Saved data entries
- - - - - - -
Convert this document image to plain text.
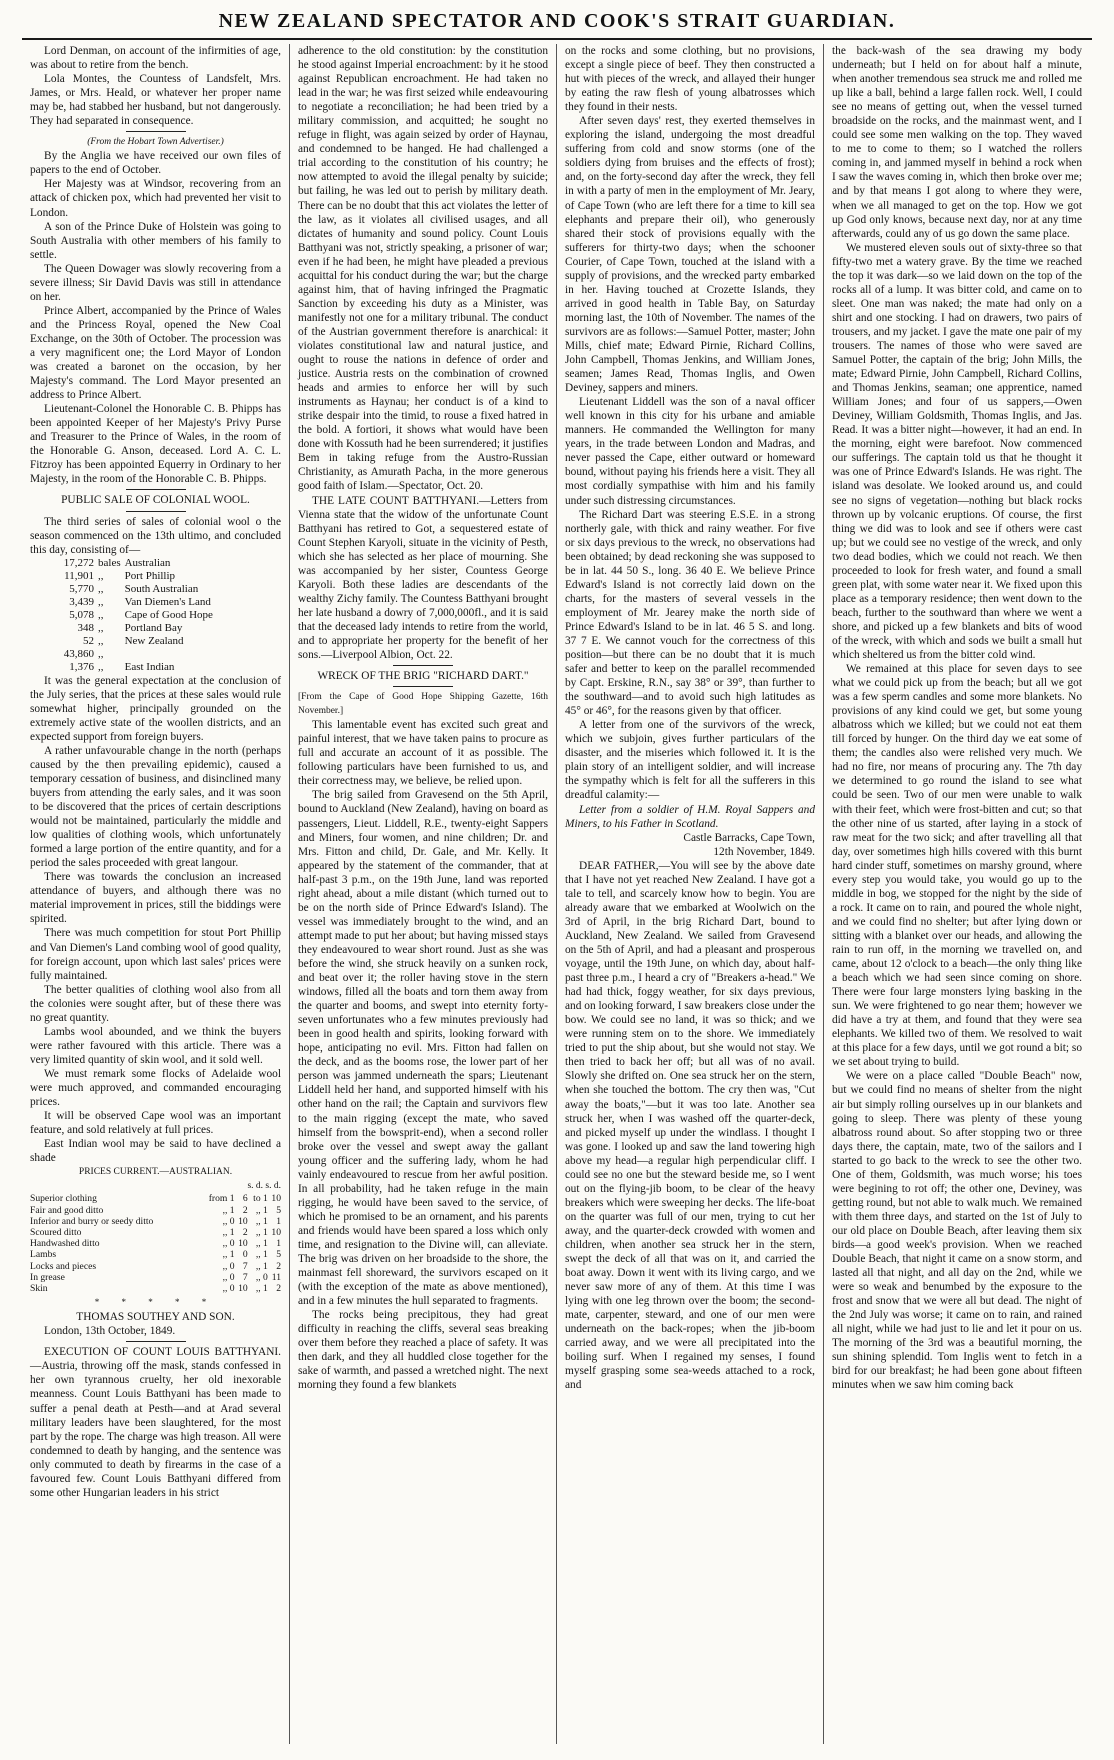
NEW ZEALAND SPECTATOR AND COOK'S STRAIT GUARDIAN.
,

Lord Denman, on account of the infirmities of age, was about to retire from the bench.

Lola Montes, the Countess of Landsfelt, Mrs. James, or Mrs. Heald, or whatever her proper name may be, had stabbed her husband, but not dangerously. They had separated in consequence.

(From the Hobart Town Advertiser.)

By the Anglia we have received our own files of papers to the end of October.

Her Majesty was at Windsor, recovering from an attack of chicken pox, which had prevented her visit to London.

A son of the Prince Duke of Holstein was going to South Australia with other members of his family to settle.

The Queen Dowager was slowly recovering from a severe illness; Sir David Davis was still in attendance on her.

Prince Albert, accompanied by the Prince of Wales and the Princess Royal, opened the New Coal Exchange, on the 30th of October. The procession was a very magnificent one; the Lord Mayor of London was created a baronet on the occasion, by her Majesty's command. The Lord Mayor presented an address to Prince Albert.

Lieutenant-Colonel the Honorable C. B. Phipps has been appointed Keeper of her Majesty's Privy Purse and Treasurer to the Prince of Wales, in the room of the Honorable G. Anson, deceased. Lord A. C. L. Fitzroy has been appointed Equerry in Ordinary to her Majesty, in the room of the Honorable C. B. Phipps.

PUBLIC SALE OF COLONIAL WOOL.

The third series of sales of colonial wool o the season commenced on the 13th ultimo, and concluded this day, consisting of—

17,272	bales	Australian
11,901	,,	Port Phillip
5,770	,,	South Australian
3,439	,,	Van Diemen's Land
5,078	,,	Cape of Good Hope
348	,,	Portland Bay
52	,,	New Zealand
43,860	,,	
1,376	,,	East Indian

It was the general expectation at the conclusion of the July series, that the prices at these sales would rule somewhat higher, principally grounded on the extremely active state of the woollen districts, and an expected support from foreign buyers.

A rather unfavourable change in the north (perhaps caused by the then prevailing epidemic), caused a temporary cessation of business, and disinclined many buyers from attending the early sales, and it was soon to be discovered that the prices of certain descriptions would not be maintained, particularly the middle and low qualities of clothing wools, which unfortunately formed a large portion of the entire quantity, and for a period the sales proceeded with great langour.

There was towards the conclusion an increased attendance of buyers, and although there was no material improvement in prices, still the biddings were spirited.

There was much competition for stout Port Phillip and Van Diemen's Land combing wool of good quality, for foreign account, upon which last sales' prices were fully maintained.

The better qualities of clothing wool also from all the colonies were sought after, but of these there was no great quantity.

Lambs wool abounded, and we think the buyers were rather favoured with this article. There was a very limited quantity of skin wool, and it sold well.

We must remark some flocks of Adelaide wool were much approved, and commanded encouraging prices.

It will be observed Cape wool was an important feature, and sold relatively at full prices.

East Indian wool may be said to have declined a shade

PRICES CURRENT.—AUSTRALIAN.

s. d. s. d.

Superior clothing	from 1	6	to 1	10
Fair and good ditto	,, 1	2	,, 1	5
Inferior and burry or seedy ditto	,, 0	10	,, 1	1
Scoured ditto	,, 1	2	,, 1	10
Handwashed ditto	,, 0	10	,, 1	1
Lambs	,, 1	0	,, 1	5
Locks and pieces	,, 0	7	,, 1	2
In grease	,, 0	7	,, 0	11
Skin	,, 0	10	,, 1	2
* * * * *

THOMAS SOUTHEY AND SON.

London, 13th October, 1849.

EXECUTION OF COUNT LOUIS BATTHYANI.—Austria, throwing off the mask, stands confessed in her own tyrannous cruelty, her old inexorable meanness. Count Louis Batthyani has been made to suffer a penal death at Pesth—and at Arad several military leaders have been slaughtered, for the most part by the rope. The charge was high treason. All were condemned to death by hanging, and the sentence was only commuted to death by firearms in the case of a favoured few. Count Louis Batthyani differed from some other Hungarian leaders in his strict

adherence to the old constitution: by the constitution he stood against Imperial encroachment: by it he stood against Republican encroachment. He had taken no lead in the war; he was first seized while endeavouring to negotiate a reconciliation; he had been tried by a military commission, and acquitted; he sought no refuge in flight, was again seized by order of Haynau, and condemned to be hanged. He had challenged a trial according to the constitution of his country; he now attempted to avoid the illegal penalty by suicide; but failing, he was led out to perish by military death. There can be no doubt that this act violates the letter of the law, as it violates all civilised usages, and all dictates of humanity and sound policy. Count Louis Batthyani was not, strictly speaking, a prisoner of war; even if he had been, he might have pleaded a previous acquittal for his conduct during the war; but the charge against him, that of having infringed the Pragmatic Sanction by exceeding his duty as a Minister, was manifestly not one for a military tribunal. The conduct of the Austrian government therefore is anarchical: it violates constitutional law and natural justice, and ought to rouse the nations in defence of order and justice. Austria rests on the combination of crowned heads and armies to enforce her will by such instruments as Haynau; her conduct is of a kind to strike despair into the timid, to rouse a fixed hatred in the bold. A fortiori, it shows what would have been done with Kossuth had he been surrendered; it justifies Bem in taking refuge from the Austro-Russian Christianity, as Amurath Pacha, in the more generous good faith of Islam.—Spectator, Oct. 20.

THE LATE COUNT BATTHYANI.—Letters from Vienna state that the widow of the unfortunate Count Batthyani has retired to Got, a sequestered estate of Count Stephen Karyoli, situate in the vicinity of Pesth, which she has selected as her place of mourning. She was accompanied by her sister, Countess George Karyoli. Both these ladies are descendants of the wealthy Zichy family. The Countess Batthyani brought her late husband a dowry of 7,000,000fl., and it is said that the deceased lady intends to retire from the world, and to appropriate her property for the benefit of her sons.—Liverpool Albion, Oct. 22.

WRECK OF THE BRIG "RICHARD DART."

[From the Cape of Good Hope Shipping Gazette, 16th November.]

This lamentable event has excited such great and painful interest, that we have taken pains to procure as full and accurate an account of it as possible. The following particulars have been furnished to us, and their correctness may, we believe, be relied upon.

The brig sailed from Gravesend on the 5th April, bound to Auckland (New Zealand), having on board as passengers, Lieut. Liddell, R.E., twenty-eight Sappers and Miners, four women, and nine children; Dr. and Mrs. Fitton and child, Dr. Gale, and Mr. Kelly. It appeared by the statement of the commander, that at half-past 3 p.m., on the 19th June, land was reported right ahead, about a mile distant (which turned out to be on the north side of Prince Edward's Island). The vessel was immediately brought to the wind, and an attempt made to put her about; but having missed stays they endeavoured to wear short round. Just as she was before the wind, she struck heavily on a sunken rock, and beat over it; the roller having stove in the stern windows, filled all the boats and torn them away from the quarter and booms, and swept into eternity forty-seven unfortunates who a few minutes previously had been in good health and spirits, looking forward with hope, anticipating no evil. Mrs. Fitton had fallen on the deck, and as the booms rose, the lower part of her person was jammed underneath the spars; Lieutenant Liddell held her hand, and supported himself with his other hand on the rail; the Captain and survivors flew to the main rigging (except the mate, who saved himself from the bowsprit-end), when a second roller broke over the vessel and swept away the gallant young officer and the suffering lady, whom he had vainly endeavoured to rescue from her awful position. In all probability, had he taken refuge in the main rigging, he would have been saved to the service, of which he promised to be an ornament, and his parents and friends would have been spared a loss which only time, and resignation to the Divine will, can alleviate. The brig was driven on her broadside to the shore, the mainmast fell shoreward, the survivors escaped on it (with the exception of the mate as above mentioned), and in a few minutes the hull separated to fragments.

The rocks being precipitous, they had great difficulty in reaching the cliffs, several seas breaking over them before they reached a place of safety. It was then dark, and they all huddled close together for the sake of warmth, and passed a wretched night. The next morning they found a few blankets

on the rocks and some clothing, but no provisions, except a single piece of beef. They then constructed a hut with pieces of the wreck, and allayed their hunger by eating the raw flesh of young albatrosses which they found in their nests.

After seven days' rest, they exerted themselves in exploring the island, undergoing the most dreadful suffering from cold and snow storms (one of the soldiers dying from bruises and the effects of frost); and, on the forty-second day after the wreck, they fell in with a party of men in the employment of Mr. Jeary, of Cape Town (who are left there for a time to kill sea elephants and prepare their oil), who generously shared their stock of provisions equally with the sufferers for thirty-two days; when the schooner Courier, of Cape Town, touched at the island with a supply of provisions, and the wrecked party embarked in her. Having touched at Crozette Islands, they arrived in good health in Table Bay, on Saturday morning last, the 10th of November. The names of the survivors are as follows:—Samuel Potter, master; John Mills, chief mate; Edward Pirnie, Richard Collins, John Campbell, Thomas Jenkins, and William Jones, seamen; James Read, Thomas Inglis, and Owen Deviney, sappers and miners.

Lieutenant Liddell was the son of a naval officer well known in this city for his urbane and amiable manners. He commanded the Wellington for many years, in the trade between London and Madras, and never passed the Cape, either outward or homeward bound, without paying his friends here a visit. They all most cordially sympathise with him and his family under such distressing circumstances.

The Richard Dart was steering E.S.E. in a strong northerly gale, with thick and rainy weather. For five or six days previous to the wreck, no observations had been obtained; by dead reckoning she was supposed to be in lat. 44 50 S., long. 36 40 E. We believe Prince Edward's Island is not correctly laid down on the charts, for the masters of several vessels in the employment of Mr. Jearey make the north side of Prince Edward's Island to be in lat. 46 5 S. and long. 37 7 E. We cannot vouch for the correctness of this position—but there can be no doubt that it is much safer and better to keep on the parallel recommended by Capt. Erskine, R.N., say 38° or 39°, than further to the southward—and to avoid such high latitudes as 45° or 46°, for the reasons given by that officer.

A letter from one of the survivors of the wreck, which we subjoin, gives further particulars of the disaster, and the miseries which followed it. It is the plain story of an intelligent soldier, and will increase the sympathy which is felt for all the sufferers in this dreadful calamity:—

Letter from a soldier of H.M. Royal Sappers and Miners, to his Father in Scotland.

Castle Barracks, Cape Town,

12th November, 1849.

DEAR FATHER,—You will see by the above date that I have not yet reached New Zealand. I have got a tale to tell, and scarcely know how to begin. You are already aware that we embarked at Woolwich on the 3rd of April, in the brig Richard Dart, bound to Auckland, New Zealand. We sailed from Gravesend on the 5th of April, and had a pleasant and prosperous voyage, until the 19th June, on which day, about half-past three p.m., I heard a cry of "Breakers a-head." We had had thick, foggy weather, for six days previous, and on looking forward, I saw breakers close under the bow. We could see no land, it was so thick; and we were running stem on to the shore. We immediately tried to put the ship about, but she would not stay. We then tried to back her off; but all was of no avail. Slowly she drifted on. One sea struck her on the stern, when she touched the bottom. The cry then was, "Cut away the boats,"—but it was too late. Another sea struck her, when I was washed off the quarter-deck, and picked myself up under the windlass. I thought I was gone. I looked up and saw the land towering high above my head—a regular high perpendicular cliff. I could see no one but the steward beside me, so I went out on the flying-jib boom, to be clear of the heavy breakers which were sweeping her decks. The life-boat on the quarter was full of our men, trying to cut her away, and the quarter-deck crowded with women and children, when another sea struck her in the stern, swept the deck of all that was on it, and carried the boat away. Down it went with its living cargo, and we never saw more of any of them. At this time I was lying with one leg thrown over the boom; the second-mate, carpenter, steward, and one of our men were underneath on the back-ropes; when the jib-boom carried away, and we were all precipitated into the boiling surf. When I regained my senses, I found myself grasping some sea-weeds attached to a rock, and

the back-wash of the sea drawing my body underneath; but I held on for about half a minute, when another tremendous sea struck me and rolled me up like a ball, behind a large fallen rock. Well, I could see no means of getting out, when the vessel turned broadside on the rocks, and the mainmast went, and I could see some men walking on the top. They waved to me to come to them; so I watched the rollers coming in, and jammed myself in behind a rock when I saw the waves coming in, which then broke over me; and by that means I got along to where they were, when we all managed to get on the top. How we got up God only knows, because next day, nor at any time afterwards, could any of us go down the same place.

We mustered eleven souls out of sixty-three so that fifty-two met a watery grave. By the time we reached the top it was dark—so we laid down on the top of the rocks all of a lump. It was bitter cold, and came on to sleet. One man was naked; the mate had only on a shirt and one stocking. I had on drawers, two pairs of trousers, and my jacket. I gave the mate one pair of my trousers. The names of those who were saved are Samuel Potter, the captain of the brig; John Mills, the mate; Edward Pirnie, John Campbell, Richard Collins, and Thomas Jenkins, seaman; one apprentice, named William Jones; and four of us sappers,—Owen Deviney, William Goldsmith, Thomas Inglis, and Jas. Read. It was a bitter night—however, it had an end. In the morning, eight were barefoot. Now commenced our sufferings. The captain told us that he thought it was one of Prince Edward's Islands. He was right. The island was desolate. We looked around us, and could see no signs of vegetation—nothing but black rocks thrown up by volcanic eruptions. Of course, the first thing we did was to look and see if others were cast up; but we could see no vestige of the wreck, and only two dead bodies, which we could not reach. We then proceeded to look for fresh water, and found a small green plat, with some water near it. We fixed upon this place as a temporary residence; then went down to the beach, further to the southward than where we went a shore, and picked up a few blankets and bits of wood of the wreck, with which and sods we built a small hut which sheltered us from the bitter cold wind.

We remained at this place for seven days to see what we could pick up from the beach; but all we got was a few sperm candles and some more blankets. No provisions of any kind could we get, but some young albatross which we killed; but we could not eat them till forced by hunger. On the third day we eat some of them; the candles also were relished very much. We had no fire, nor means of procuring any. The 7th day we determined to go round the island to see what could be seen. Two of our men were unable to walk with their feet, which were frost-bitten and cut; so that the other nine of us started, after laying in a stock of raw meat for the two sick; and after travelling all that day, over sometimes high hills covered with this burnt hard cinder stuff, sometimes on marshy ground, where every step you would take, you would go up to the middle in bog, we stopped for the night by the side of a rock. It came on to rain, and poured the whole night, and we could find no shelter; but after lying down or sitting with a blanket over our heads, and allowing the rain to run off, in the morning we travelled on, and came, about 12 o'clock to a beach—the only thing like a beach which we had seen since coming on shore. There were four large monsters lying basking in the sun. We were frightened to go near them; however we did have a try at them, and found that they were sea elephants. We killed two of them. We resolved to wait at this place for a few days, until we got round a bit; so we set about trying to build.

We were on a place called "Double Beach" now, but we could find no means of shelter from the night air but simply rolling ourselves up in our blankets and going to sleep. There was plenty of these young albatross round about. So after stopping two or three days there, the captain, mate, two of the sailors and I started to go back to the wreck to see the other two. One of them, Goldsmith, was much worse; his toes were begining to rot off; the other one, Deviney, was getting round, but not able to walk much. We remained with them three days, and started on the 1st of July to our old place on Double Beach, after leaving them six birds—a good week's provision. When we reached Double Beach, that night it came on a snow storm, and lasted all that night, and all day on the 2nd, while we were so weak and benumbed by the exposure to the frost and snow that we were all but dead. The night of the 2nd July was worse; it came on to rain, and rained all night, while we had just to lie and let it pour on us. The morning of the 3rd was a beautiful morning, the sun shining splendid. Tom Inglis went to fetch in a bird for our breakfast; he had been gone about fifteen minutes when we saw him coming back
- - - - - - -
__What the task requires__
Work out how many lines of the material above contain the word "Phillip", then give only that figure.

__Task response__
2